§ **THE TASK**
From the listing below, extract each line containing the string "一张床长约".

[Records from a dataset]
::::::::::

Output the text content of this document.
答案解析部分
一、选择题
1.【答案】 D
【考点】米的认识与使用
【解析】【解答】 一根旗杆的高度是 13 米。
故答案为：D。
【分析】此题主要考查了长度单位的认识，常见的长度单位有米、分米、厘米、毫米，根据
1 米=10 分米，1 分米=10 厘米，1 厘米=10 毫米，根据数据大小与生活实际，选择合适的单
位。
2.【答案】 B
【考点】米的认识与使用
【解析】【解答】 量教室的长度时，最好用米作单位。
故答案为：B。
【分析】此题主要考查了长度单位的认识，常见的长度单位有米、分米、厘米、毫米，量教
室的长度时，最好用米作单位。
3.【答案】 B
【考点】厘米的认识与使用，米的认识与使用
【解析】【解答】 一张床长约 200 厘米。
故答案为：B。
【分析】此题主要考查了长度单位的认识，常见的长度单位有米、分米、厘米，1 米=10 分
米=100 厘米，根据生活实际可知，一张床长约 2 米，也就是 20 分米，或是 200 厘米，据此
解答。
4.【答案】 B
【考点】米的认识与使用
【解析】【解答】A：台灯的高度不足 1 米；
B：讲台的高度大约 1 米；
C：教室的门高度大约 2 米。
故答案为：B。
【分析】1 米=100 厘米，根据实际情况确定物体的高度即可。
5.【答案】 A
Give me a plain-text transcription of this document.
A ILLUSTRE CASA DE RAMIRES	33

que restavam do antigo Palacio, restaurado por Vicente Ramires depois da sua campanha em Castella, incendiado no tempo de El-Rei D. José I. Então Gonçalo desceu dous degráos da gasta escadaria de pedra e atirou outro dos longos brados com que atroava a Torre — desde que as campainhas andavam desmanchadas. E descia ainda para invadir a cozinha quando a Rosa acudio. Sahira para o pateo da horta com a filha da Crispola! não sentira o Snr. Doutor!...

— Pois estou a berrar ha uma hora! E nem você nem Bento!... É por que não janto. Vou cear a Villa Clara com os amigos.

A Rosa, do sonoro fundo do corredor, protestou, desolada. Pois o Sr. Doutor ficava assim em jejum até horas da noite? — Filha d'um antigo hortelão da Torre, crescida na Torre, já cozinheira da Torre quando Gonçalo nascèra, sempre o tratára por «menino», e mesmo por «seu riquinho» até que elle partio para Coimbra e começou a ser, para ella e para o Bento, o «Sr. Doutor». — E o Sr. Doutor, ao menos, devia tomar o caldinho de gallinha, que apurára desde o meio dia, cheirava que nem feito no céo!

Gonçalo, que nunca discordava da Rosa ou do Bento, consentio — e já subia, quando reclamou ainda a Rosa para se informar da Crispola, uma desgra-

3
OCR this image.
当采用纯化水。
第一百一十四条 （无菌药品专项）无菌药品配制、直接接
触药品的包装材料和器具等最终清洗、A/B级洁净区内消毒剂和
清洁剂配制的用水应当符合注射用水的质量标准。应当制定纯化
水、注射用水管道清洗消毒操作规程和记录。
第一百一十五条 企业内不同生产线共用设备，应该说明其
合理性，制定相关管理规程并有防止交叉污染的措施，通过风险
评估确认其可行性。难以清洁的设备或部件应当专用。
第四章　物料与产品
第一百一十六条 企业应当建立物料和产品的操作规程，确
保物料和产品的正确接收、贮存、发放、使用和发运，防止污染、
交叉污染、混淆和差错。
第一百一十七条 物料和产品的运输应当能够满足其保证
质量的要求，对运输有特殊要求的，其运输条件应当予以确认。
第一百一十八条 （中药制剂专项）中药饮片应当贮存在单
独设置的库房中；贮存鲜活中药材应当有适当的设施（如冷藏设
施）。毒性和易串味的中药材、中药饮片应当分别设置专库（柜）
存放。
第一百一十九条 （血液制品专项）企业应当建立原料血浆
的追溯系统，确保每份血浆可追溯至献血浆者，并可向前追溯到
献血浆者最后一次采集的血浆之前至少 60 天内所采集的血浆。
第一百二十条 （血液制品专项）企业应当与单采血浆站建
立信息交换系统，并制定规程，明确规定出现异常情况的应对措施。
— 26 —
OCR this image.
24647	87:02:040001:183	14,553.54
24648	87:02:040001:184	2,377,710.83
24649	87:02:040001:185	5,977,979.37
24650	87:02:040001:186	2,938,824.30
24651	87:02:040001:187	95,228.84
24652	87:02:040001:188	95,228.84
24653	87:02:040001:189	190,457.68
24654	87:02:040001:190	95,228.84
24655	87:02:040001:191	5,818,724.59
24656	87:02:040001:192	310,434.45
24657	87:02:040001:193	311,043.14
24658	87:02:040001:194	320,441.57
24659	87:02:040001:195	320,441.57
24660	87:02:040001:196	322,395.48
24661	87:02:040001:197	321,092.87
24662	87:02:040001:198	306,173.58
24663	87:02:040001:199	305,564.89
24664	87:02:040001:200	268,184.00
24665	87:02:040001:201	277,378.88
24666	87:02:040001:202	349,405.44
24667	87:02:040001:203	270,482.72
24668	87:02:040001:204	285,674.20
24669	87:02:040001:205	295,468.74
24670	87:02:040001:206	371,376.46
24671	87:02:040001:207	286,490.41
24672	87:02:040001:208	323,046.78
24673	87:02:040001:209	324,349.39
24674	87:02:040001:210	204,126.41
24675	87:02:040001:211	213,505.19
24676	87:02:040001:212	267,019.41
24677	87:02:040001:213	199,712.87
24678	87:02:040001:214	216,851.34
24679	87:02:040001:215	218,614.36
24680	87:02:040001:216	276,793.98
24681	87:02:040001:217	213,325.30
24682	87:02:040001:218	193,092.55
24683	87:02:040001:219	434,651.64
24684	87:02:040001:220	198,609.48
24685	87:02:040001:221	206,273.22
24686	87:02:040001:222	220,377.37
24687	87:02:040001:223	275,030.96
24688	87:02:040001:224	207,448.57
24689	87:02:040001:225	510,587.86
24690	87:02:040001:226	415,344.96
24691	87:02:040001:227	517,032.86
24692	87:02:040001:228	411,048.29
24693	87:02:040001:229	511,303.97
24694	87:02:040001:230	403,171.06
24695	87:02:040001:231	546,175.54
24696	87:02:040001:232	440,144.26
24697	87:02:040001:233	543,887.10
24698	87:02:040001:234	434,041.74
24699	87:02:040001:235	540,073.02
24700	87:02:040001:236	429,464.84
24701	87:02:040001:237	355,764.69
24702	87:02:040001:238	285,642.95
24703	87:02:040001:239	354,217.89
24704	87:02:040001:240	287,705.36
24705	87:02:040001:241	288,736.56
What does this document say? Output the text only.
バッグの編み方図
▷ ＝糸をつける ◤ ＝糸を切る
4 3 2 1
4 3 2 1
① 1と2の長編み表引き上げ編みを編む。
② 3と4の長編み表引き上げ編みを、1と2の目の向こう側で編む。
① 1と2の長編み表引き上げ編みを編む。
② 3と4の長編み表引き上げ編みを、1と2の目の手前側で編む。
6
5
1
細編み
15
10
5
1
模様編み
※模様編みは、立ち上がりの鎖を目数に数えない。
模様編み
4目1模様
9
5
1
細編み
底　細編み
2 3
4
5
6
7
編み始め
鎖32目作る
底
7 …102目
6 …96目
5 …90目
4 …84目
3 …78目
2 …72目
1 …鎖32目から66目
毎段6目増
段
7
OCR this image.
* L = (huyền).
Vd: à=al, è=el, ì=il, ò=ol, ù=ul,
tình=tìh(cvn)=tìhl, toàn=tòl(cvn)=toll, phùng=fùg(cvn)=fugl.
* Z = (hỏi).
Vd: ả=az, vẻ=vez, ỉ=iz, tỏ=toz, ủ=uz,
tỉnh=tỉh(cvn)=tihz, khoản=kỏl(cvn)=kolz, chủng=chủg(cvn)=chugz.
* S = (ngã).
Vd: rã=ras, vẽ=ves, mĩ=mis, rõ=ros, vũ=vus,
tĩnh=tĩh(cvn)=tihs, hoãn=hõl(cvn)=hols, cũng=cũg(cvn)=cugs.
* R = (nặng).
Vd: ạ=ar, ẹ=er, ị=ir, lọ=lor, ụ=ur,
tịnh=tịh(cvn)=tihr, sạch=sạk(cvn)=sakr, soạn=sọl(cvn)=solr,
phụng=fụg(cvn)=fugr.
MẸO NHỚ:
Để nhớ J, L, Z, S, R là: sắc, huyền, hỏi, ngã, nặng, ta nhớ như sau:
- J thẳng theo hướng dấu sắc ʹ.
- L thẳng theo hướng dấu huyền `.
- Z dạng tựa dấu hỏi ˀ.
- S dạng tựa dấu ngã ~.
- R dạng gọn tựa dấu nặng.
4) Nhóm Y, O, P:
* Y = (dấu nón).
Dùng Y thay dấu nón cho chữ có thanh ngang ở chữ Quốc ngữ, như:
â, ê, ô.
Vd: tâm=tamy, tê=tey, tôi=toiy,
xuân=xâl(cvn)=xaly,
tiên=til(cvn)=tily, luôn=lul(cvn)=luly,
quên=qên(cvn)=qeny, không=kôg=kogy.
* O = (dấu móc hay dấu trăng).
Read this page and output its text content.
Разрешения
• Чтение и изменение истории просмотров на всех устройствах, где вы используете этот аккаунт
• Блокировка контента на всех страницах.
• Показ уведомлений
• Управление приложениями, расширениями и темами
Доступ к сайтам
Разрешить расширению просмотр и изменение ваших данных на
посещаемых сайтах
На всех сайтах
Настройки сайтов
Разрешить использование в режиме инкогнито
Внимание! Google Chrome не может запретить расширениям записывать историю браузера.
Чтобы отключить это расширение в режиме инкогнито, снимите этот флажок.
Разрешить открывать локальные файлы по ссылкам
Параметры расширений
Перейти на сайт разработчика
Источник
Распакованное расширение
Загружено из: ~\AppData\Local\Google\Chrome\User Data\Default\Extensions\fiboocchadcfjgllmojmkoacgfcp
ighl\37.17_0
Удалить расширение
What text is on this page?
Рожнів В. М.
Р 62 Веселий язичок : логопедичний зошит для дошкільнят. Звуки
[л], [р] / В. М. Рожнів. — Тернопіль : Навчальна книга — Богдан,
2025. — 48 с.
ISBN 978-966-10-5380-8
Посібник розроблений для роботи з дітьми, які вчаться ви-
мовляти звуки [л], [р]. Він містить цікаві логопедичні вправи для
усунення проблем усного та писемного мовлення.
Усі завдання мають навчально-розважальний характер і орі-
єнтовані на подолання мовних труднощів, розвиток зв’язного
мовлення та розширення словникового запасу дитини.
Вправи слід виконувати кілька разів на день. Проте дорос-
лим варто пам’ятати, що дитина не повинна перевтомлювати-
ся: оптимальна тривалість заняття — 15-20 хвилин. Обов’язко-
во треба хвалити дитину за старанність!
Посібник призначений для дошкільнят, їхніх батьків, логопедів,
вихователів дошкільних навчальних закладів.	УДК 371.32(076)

::::::::::

§ **TASK OUTPUT**
【解析】【解答】 一张床长约 200 厘米。
米=100 厘米，根据生活实际可知，一张床长约 2 米，也就是 20 分米，或是 200 厘米，据此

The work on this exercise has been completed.